Reproduce every entry that follows word for word, but omit the images.

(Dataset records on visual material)
--------------------------------------------------
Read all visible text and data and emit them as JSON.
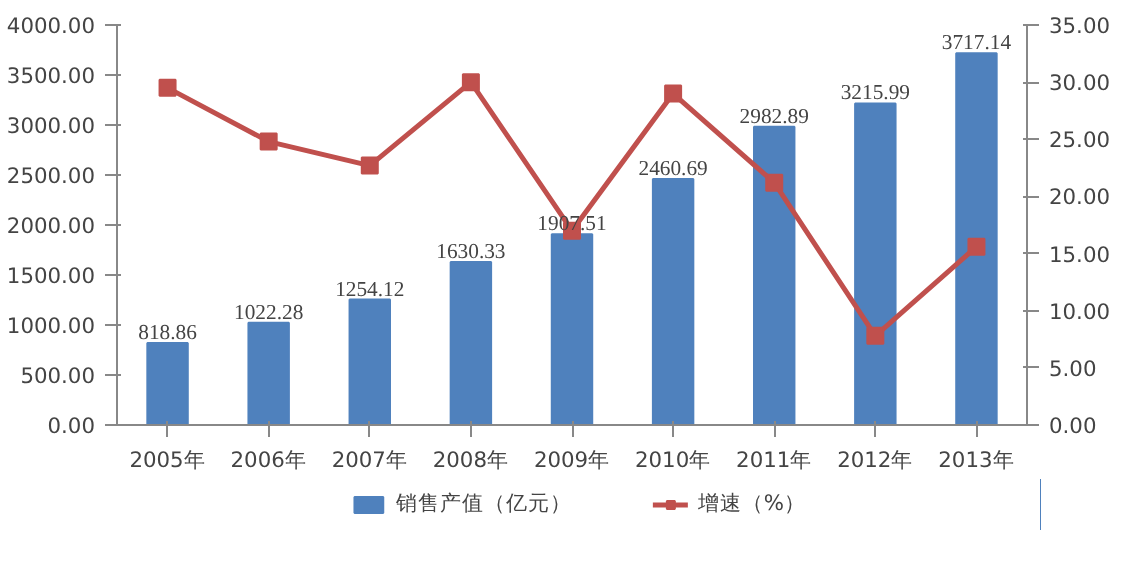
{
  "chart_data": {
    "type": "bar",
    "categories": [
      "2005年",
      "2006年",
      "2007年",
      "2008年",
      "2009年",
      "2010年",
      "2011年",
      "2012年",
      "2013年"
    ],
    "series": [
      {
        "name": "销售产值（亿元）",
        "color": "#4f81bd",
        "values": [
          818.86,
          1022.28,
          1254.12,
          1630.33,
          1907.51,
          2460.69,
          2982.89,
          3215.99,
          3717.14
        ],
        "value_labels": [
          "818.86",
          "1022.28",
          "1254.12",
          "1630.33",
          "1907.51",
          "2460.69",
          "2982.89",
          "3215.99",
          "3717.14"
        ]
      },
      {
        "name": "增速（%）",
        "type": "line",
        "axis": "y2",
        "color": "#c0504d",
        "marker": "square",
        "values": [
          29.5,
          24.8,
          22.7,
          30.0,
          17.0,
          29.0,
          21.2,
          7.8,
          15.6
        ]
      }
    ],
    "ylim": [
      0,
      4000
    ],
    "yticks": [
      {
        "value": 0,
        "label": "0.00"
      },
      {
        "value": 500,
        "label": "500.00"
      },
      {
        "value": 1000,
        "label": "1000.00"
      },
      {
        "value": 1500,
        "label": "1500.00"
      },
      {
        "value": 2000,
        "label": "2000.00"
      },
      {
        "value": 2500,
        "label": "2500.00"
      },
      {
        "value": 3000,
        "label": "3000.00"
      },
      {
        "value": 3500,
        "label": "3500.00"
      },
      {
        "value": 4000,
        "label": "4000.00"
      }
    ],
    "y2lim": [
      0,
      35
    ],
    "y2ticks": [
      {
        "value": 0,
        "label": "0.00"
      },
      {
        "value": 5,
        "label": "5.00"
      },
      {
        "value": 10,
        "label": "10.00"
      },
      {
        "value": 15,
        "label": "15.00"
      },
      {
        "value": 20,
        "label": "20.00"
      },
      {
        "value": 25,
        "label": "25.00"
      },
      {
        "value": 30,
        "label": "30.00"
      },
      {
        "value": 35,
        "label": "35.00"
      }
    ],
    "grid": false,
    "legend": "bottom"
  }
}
--------------------------------------------------
The completed task:
Read all visible text and data and emit them as JSON.
{
  "chart_data": {
    "type": "bar",
    "categories": [
      "2005年",
      "2006年",
      "2007年",
      "2008年",
      "2009年",
      "2010年",
      "2011年",
      "2012年",
      "2013年"
    ],
    "series": [
      {
        "name": "销售产值（亿元）",
        "color": "#4f81bd",
        "values": [
          818.86,
          1022.28,
          1254.12,
          1630.33,
          1907.51,
          2460.69,
          2982.89,
          3215.99,
          3717.14
        ],
        "value_labels": [
          "818.86",
          "1022.28",
          "1254.12",
          "1630.33",
          "1907.51",
          "2460.69",
          "2982.89",
          "3215.99",
          "3717.14"
        ]
      },
      {
        "name": "增速（%）",
        "type": "line",
        "axis": "y2",
        "color": "#c0504d",
        "marker": "square",
        "values": [
          29.5,
          24.8,
          22.7,
          30.0,
          17.0,
          29.0,
          21.2,
          7.8,
          15.6
        ]
      }
    ],
    "ylim": [
      0,
      4000
    ],
    "yticks": [
      {
        "value": 0,
        "label": "0.00"
      },
      {
        "value": 500,
        "label": "500.00"
      },
      {
        "value": 1000,
        "label": "1000.00"
      },
      {
        "value": 1500,
        "label": "1500.00"
      },
      {
        "value": 2000,
        "label": "2000.00"
      },
      {
        "value": 2500,
        "label": "2500.00"
      },
      {
        "value": 3000,
        "label": "3000.00"
      },
      {
        "value": 3500,
        "label": "3500.00"
      },
      {
        "value": 4000,
        "label": "4000.00"
      }
    ],
    "y2lim": [
      0,
      35
    ],
    "y2ticks": [
      {
        "value": 0,
        "label": "0.00"
      },
      {
        "value": 5,
        "label": "5.00"
      },
      {
        "value": 10,
        "label": "10.00"
      },
      {
        "value": 15,
        "label": "15.00"
      },
      {
        "value": 20,
        "label": "20.00"
      },
      {
        "value": 25,
        "label": "25.00"
      },
      {
        "value": 30,
        "label": "30.00"
      },
      {
        "value": 35,
        "label": "35.00"
      }
    ],
    "grid": false,
    "legend": "bottom"
  }
}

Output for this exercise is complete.